PINGUE-PONGUE COM CARLOS NEWTON JÚNIOR (PROFESSOR E ESPECIALISTA NA OBRA DE ARIANO SUASSUNA)

1 - Queria que você contasse um pouco como se deu esse encontro com Ariano Suassuna. Foi na faculdade de Arquitetura que tudo começou?

Sim, conheci Ariano na Universidade Federal de Pernambuco (UFPE), no início do ano letivo de 1984. Eu estava cursando o primeiro semestre do curso de Arquitetura, e ele foi o meu professor de Estética. Ele ensinava Estética e outras disciplinas ligadas à arte e à cultura no Centro de Artes e Comunicação, onde eu estudava, e também no Centro de Filosofia e Ciências Humanas. Fiquei impressionado com o professor e o curso, e passei a me interessar pela sua obra de escritor, que conhecia pouco. Eu era muito jovem, não havia ainda completado 18 anos. Na Universidade, fiz outros cursos com Ariano e fomos nos tornando amigos. Aos poucos, naturalmente, fui me tornando um conhecedor de sua obra. Convivi com ele por cerca de trinta anos, tive acesso à sua biblioteca, aos seus originais inéditos etc. Durante os últimos anos de sua vida, eu o ajudei na digitação e revisão dos originais do “Romance de Dom Pantero no Palco dos Pecadores.”

2 - E como você recebe esse título de “pupilo” dele?

Recebo com muito orgulho. Para mim, divulgar a sua obra é um prazer e, ao mesmo tempo, um dever de ofício. Quem dera todo brasileiro pudesse ler os grandes intérpretes do Brasil.  Ariano certamente é um desses.

3- O que mais te chama a atenção na obra de Ariano de uma maneira geral?

Ele criou um universo ficcional próprio, um universo mítico e poético original e de grande beleza. Somente os grandes criadores conseguem isso. Um estilo absolutamente pessoal de escrever, uma visão de mundo só dele. Como bem disse João Cabral de Melo Neto, num poema dedicado a Ariano, ele criou um “fantástico espaço suassuna/ que ensina que o deserto funda”. No campo da dramaturgia, para ficarmos só neste, Ariano foi o responsável pela criação de um teatro inteiramente novo, um “teatro do Nordeste”, e ainda muito jovem abriu um caminho (o caminho de um teatro erudito a partir da cultura popular) que foi trilhado depois por escritores mais velhos e mais experientes, como o poeta Joaquim Cardozo, por exemplo.
== == ==
→ **O que se pede**: Extraia da entrevista, sem nenhuma alteração, o trecho que começa em "Ele criou um universo" e termina em "Cardozo, por exemplo.".

(Registros de uma coleção)
== == ==
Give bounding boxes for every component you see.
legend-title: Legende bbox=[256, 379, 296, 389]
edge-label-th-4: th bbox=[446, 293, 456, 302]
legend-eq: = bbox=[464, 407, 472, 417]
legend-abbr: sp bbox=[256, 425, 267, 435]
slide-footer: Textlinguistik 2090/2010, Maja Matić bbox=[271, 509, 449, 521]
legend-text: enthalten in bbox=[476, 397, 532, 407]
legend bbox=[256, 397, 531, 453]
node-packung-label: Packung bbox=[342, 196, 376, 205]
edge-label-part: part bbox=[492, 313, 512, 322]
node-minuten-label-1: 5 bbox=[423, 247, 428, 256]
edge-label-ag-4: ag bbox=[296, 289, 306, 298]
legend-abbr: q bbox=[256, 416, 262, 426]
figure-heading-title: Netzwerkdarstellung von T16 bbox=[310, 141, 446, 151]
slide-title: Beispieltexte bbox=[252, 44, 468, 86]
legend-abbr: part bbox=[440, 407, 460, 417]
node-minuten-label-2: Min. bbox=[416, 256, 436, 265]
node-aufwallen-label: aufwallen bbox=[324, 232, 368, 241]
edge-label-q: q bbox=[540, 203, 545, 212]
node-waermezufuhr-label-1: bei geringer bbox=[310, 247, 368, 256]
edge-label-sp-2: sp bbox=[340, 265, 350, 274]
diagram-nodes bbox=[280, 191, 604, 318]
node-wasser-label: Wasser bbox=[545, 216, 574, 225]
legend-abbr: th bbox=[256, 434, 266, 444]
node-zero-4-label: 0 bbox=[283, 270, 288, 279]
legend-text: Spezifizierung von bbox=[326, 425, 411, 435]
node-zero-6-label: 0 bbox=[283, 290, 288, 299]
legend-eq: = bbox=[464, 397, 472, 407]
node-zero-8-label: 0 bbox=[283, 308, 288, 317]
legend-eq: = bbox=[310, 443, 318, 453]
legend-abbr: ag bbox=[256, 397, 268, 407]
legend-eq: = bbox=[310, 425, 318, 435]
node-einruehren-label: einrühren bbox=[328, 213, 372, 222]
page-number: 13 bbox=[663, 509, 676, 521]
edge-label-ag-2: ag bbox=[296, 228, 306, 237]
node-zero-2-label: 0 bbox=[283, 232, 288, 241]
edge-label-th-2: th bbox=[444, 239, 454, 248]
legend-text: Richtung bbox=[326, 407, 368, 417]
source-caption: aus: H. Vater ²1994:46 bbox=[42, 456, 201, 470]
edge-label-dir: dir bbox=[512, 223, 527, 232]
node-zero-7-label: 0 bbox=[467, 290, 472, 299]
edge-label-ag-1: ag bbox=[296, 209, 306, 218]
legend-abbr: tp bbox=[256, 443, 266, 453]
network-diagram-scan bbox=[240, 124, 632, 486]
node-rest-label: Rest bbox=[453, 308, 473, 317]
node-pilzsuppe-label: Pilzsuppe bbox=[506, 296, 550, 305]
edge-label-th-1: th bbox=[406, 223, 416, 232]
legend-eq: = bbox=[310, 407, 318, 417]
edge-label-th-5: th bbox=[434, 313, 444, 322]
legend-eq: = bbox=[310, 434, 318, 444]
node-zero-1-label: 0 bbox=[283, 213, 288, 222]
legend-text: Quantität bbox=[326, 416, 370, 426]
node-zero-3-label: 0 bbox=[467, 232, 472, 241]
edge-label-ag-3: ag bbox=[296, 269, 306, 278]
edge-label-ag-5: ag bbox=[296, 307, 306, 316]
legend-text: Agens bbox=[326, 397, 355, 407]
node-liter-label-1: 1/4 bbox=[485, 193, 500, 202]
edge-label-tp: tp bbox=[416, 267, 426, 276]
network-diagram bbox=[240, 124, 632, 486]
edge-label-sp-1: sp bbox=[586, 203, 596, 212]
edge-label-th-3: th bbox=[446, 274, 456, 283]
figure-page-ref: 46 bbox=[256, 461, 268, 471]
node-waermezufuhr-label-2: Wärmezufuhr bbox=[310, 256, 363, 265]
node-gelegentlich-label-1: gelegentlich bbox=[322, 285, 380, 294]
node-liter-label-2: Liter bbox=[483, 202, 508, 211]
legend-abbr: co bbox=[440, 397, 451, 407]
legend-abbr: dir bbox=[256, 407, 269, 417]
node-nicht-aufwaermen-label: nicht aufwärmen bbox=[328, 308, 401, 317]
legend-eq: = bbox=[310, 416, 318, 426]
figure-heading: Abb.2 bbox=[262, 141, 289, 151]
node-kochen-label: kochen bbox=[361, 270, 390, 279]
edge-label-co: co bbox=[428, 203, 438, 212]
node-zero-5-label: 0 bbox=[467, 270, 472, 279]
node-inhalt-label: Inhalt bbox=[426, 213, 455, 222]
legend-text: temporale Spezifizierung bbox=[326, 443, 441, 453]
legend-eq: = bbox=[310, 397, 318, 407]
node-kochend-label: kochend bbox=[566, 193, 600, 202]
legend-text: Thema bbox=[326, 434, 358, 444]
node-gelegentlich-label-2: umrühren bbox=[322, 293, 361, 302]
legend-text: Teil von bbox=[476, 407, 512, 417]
== == ==
→ **Resposta desenvolvida**:
Ele criou um universo ficcional próprio, um universo mítico e poético original e de grande beleza. Somente os grandes criadores conseguem isso. Um estilo absolutamente pessoal de escrever, uma visão de mundo só dele. Como bem disse João Cabral de Melo Neto, num poema dedicado a Ariano, ele criou um “fantástico espaço suassuna/ que ensina que o deserto funda”. No campo da dramaturgia, para ficarmos só neste, Ariano foi o responsável pela criação de um teatro inteiramente novo, um “teatro do Nordeste”, e ainda muito jovem abriu um caminho (o caminho de um teatro erudito a partir da cultura popular) que foi trilhado depois por escritores mais velhos e mais experientes, como o poeta Joaquim Cardozo, por exemplo.